Исходный текст:

--------------------------------------------------

Обузданием такого энтузиазма в целях сохранения общественной стабильности занимались не только язычники древнего Рима, но и христиане. Для примера можно обратиться к текстам Евангелий и церковному учению. Радикальные призывы Христа («Если правый глаз твой соблазняет тебя, вырви его и брось от себя», «если кто приходит ко мне и не возненавидит отца своего и матери, и жены и детей, и братьев и сестёр, а притом и самой жизни своей, тот не может быть моим учеником») обросли массой толкований, которые перенесли конкретные антисоциальные максимы в область иносказаний и идеального мира. На страже такого понимания встала христианская церковь с ее сложной спекулятивной догматикой, строгой иерархичной структурой, обрядностью и карательными институциями. Таким образом, Царство Божье было вытеснено из реальной жизни в область воображаемого и лишь религиозные радикалы, объявлявшиеся еретиками, пытались буквально воспроизвести его на земле.

Дух пророчества не может ужиться с общественным покоем. Именно поэтому русских пророков от литературы, стремившихся буквально спустить Царство Божье на землю, постигла та же печальная участь, что и еретиков прошлого. Невнятные экстатические видения «Председателя земного шара» Велимира Хлебникова или мрачная эсхатология Александра Блока в конечном итоге были отвергнуты либо до неузнаваемости переработаны советской системой, не столько вследствие «культурной деградации» большевистской России, сколько в силу их дестабилизирующего влияния на умы адептов новой гражданской религии, которую, по образцу церкви, выстраивали понтифики и архиереи революции.

В данном случае, вероятно, можно говорить об универсальной закономерности, не являющейся особенностью собственно российских реалий. На всякого мессию найдется целая толпа резонеров в богословских школах или институтах марксизма-ленинизма, которые примирят заумь и глоссолалию почивших пророков с социальной реальностью. Ну а за живыми и ныне здравствующими прозорливцами, в свою очередь, придут инквизиторы с золотым крестом, маузером или полицейской дубинкой.

Как распознать лжепророка?

Вернемся к книге Долина: говоря о разных направлениях русского профетизма в литературе, автор, хоть и неявно, выражает большее доверие и одобрение мессианским, опять же, убеждениям Достоевского и славянофилов. С таким отношением можно было бы согласиться, если учесть авторские оговорки и критику чрезмерного консерватизма этой ветви русского мессианства. В самом деле, альтернатива «вирусу тоталитарного социализма» показана как вполне миролюбивая картина «нравственного преображения» России и мира, без радикального разрыва с официально провозглашенной традицией (с. 95). Вместе с тем нравственной оппозицией пророкам грядущей революции в монографии выведена православная церковь, которая предстает едва ли не главным носителем «российской духовности», чей хребет пытались сломать большевики (с. 385).

--------------------------------------------------

Предоставленные данные:

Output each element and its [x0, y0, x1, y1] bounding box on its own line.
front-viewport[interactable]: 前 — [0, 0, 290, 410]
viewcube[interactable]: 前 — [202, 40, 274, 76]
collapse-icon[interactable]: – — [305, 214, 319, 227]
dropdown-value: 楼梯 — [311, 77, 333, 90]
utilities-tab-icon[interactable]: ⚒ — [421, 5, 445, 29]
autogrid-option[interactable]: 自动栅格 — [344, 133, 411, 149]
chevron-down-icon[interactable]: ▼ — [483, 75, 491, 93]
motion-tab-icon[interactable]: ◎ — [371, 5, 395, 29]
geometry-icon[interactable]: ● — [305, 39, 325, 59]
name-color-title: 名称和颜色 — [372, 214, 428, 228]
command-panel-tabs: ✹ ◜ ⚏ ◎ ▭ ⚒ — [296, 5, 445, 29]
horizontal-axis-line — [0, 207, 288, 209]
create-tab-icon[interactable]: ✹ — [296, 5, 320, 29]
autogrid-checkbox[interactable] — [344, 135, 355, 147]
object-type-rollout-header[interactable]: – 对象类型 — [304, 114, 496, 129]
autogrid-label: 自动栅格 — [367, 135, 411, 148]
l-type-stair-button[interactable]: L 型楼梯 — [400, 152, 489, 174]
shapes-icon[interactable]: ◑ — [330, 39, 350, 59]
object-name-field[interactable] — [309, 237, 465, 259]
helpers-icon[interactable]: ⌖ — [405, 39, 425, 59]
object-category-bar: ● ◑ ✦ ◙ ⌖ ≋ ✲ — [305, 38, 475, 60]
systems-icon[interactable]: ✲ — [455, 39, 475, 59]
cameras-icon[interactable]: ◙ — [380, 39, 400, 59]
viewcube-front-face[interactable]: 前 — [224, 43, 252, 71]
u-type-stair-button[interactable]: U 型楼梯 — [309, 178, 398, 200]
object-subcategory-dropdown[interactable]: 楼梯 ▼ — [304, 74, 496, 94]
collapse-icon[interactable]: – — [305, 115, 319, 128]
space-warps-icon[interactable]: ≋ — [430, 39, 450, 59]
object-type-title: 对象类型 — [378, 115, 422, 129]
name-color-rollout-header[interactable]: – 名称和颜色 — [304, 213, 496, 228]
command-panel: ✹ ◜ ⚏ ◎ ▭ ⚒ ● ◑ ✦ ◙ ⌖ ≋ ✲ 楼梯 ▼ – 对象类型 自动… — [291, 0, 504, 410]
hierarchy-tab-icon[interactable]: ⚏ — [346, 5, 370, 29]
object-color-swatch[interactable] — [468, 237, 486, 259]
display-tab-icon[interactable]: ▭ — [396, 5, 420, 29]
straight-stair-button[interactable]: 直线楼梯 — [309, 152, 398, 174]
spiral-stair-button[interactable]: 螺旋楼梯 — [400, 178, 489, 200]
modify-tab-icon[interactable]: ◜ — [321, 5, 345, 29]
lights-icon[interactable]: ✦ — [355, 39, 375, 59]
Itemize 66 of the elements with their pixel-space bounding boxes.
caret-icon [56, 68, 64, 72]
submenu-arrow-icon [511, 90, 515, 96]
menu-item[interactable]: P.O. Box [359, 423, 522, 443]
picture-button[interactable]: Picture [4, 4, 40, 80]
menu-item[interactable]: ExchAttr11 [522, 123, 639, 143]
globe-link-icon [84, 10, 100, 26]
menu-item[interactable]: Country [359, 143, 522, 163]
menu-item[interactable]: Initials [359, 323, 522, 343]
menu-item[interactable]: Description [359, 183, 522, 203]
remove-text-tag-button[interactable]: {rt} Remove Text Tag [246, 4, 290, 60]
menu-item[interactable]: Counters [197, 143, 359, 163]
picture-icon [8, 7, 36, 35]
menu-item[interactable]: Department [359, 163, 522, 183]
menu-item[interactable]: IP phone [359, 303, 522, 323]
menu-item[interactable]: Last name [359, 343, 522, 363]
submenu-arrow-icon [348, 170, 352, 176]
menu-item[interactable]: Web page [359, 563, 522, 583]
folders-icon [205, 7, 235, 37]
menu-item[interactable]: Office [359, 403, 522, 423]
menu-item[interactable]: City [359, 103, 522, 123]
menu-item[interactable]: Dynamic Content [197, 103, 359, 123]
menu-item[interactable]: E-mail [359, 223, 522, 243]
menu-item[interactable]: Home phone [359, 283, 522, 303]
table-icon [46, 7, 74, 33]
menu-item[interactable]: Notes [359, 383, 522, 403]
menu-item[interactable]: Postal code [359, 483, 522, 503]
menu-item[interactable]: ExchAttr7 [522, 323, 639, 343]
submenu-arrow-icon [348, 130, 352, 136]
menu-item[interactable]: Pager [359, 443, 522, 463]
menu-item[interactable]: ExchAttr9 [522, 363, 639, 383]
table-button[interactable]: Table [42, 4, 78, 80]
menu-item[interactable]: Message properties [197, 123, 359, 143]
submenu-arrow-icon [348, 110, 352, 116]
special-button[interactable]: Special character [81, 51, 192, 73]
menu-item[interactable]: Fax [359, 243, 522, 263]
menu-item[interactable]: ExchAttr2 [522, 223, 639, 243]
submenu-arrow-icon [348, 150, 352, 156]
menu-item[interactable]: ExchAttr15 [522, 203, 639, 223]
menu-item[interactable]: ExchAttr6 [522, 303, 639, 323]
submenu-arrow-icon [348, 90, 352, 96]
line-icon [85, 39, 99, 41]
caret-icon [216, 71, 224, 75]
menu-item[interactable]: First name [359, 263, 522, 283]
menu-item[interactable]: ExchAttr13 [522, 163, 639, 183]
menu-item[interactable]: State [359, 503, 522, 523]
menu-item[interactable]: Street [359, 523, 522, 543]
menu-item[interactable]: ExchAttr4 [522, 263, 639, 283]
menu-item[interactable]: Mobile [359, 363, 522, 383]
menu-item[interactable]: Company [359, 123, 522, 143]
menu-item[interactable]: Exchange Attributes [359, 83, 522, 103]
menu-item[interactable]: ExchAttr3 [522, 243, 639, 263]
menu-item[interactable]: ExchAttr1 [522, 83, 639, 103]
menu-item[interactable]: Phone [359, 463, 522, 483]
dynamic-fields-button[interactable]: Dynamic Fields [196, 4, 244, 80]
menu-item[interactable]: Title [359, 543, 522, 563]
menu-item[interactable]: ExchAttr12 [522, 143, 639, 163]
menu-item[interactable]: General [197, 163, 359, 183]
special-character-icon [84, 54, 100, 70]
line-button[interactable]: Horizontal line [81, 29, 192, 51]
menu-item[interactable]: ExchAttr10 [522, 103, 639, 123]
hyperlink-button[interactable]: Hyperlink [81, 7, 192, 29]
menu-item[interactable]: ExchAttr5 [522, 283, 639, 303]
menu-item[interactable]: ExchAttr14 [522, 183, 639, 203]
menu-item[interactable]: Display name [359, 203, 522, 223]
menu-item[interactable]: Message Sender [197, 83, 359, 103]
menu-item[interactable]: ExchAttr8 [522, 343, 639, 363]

--------------------------------------------------

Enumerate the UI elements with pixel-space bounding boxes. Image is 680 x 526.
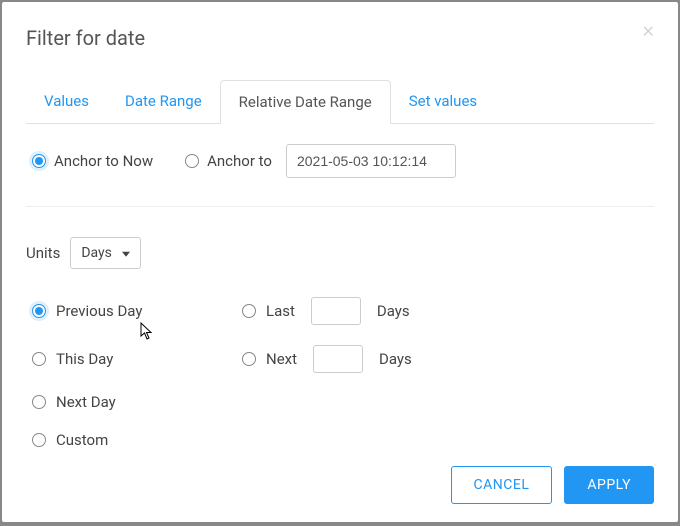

--------------------------------------------------

Условия задания:
(a) Перечислите все свойства христианской церкви, с которыми она, согласно исходному тексту, встала на страже такого понимания.
(b) Выпишите из исходного текста фрагмент, начинающийся словами «Вернемся к книге» и продолжающийся до слов «большевики (с. 385).» включительно.

Ответы:
(a) Сложная спекулятивная догматика; строгая иерархичная структура; обрядность; карательные институции.

(b)
Вернемся к книге Долина: говоря о разных направлениях русского профетизма в литературе, автор, хоть и неявно, выражает большее доверие и одобрение мессианским, опять же, убеждениям Достоевского и славянофилов. С таким отношением можно было бы согласиться, если учесть авторские оговорки и критику чрезмерного консерватизма этой ветви русского мессианства. В самом деле, альтернатива «вирусу тоталитарного социализма» показана как вполне миролюбивая картина «нравственного преображения» России и мира, без радикального разрыва с официально провозглашенной традицией (с. 95). Вместе с тем нравственной оппозицией пророкам грядущей революции в монографии выведена православная церковь, которая предстает едва ли не главным носителем «российской духовности», чей хребет пытались сломать большевики (с. 385).